• [REQUIREMENT]:
Select from the records below every line that has the word "פאמיליע" in it.

• [DATASET EXCERPTS]:
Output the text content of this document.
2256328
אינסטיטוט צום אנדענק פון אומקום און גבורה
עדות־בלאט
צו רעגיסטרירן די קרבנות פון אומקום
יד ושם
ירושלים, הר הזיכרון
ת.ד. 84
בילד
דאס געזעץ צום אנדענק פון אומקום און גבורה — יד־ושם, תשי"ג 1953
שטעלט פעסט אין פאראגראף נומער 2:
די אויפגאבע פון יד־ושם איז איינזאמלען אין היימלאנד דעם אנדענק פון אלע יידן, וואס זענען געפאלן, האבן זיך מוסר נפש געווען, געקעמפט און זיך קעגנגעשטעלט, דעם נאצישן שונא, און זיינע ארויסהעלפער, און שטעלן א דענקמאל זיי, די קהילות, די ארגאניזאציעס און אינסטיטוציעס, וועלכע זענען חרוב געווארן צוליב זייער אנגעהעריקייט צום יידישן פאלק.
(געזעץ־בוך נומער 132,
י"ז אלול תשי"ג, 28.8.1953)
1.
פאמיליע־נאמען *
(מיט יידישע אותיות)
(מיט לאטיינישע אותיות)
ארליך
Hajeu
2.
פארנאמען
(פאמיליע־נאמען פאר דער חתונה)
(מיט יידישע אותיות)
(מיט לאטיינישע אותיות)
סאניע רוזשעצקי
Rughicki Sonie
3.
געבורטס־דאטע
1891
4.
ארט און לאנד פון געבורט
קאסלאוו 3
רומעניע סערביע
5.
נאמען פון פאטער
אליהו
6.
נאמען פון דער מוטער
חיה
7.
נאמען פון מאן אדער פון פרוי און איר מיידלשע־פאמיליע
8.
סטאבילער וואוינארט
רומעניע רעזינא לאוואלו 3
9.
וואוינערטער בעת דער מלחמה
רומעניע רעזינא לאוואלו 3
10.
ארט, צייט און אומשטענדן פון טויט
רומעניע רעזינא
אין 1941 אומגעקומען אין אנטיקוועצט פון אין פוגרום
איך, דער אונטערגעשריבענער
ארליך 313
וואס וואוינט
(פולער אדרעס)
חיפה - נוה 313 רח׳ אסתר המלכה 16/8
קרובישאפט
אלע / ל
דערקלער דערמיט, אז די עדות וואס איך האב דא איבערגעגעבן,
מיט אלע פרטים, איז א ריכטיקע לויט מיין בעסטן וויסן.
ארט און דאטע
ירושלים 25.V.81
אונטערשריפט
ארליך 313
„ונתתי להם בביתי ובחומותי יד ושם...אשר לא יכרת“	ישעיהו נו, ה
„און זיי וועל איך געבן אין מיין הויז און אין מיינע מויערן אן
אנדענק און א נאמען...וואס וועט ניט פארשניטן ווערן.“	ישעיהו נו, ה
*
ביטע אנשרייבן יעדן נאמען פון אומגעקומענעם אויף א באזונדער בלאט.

• [EXPECTED ANSWER]:
פאמיליע־נאמען *
(פאמיליע־נאמען פאר דער חתונה)
נאמען פון מאן אדער פון פרוי און איר מיידלשע־פאמיליע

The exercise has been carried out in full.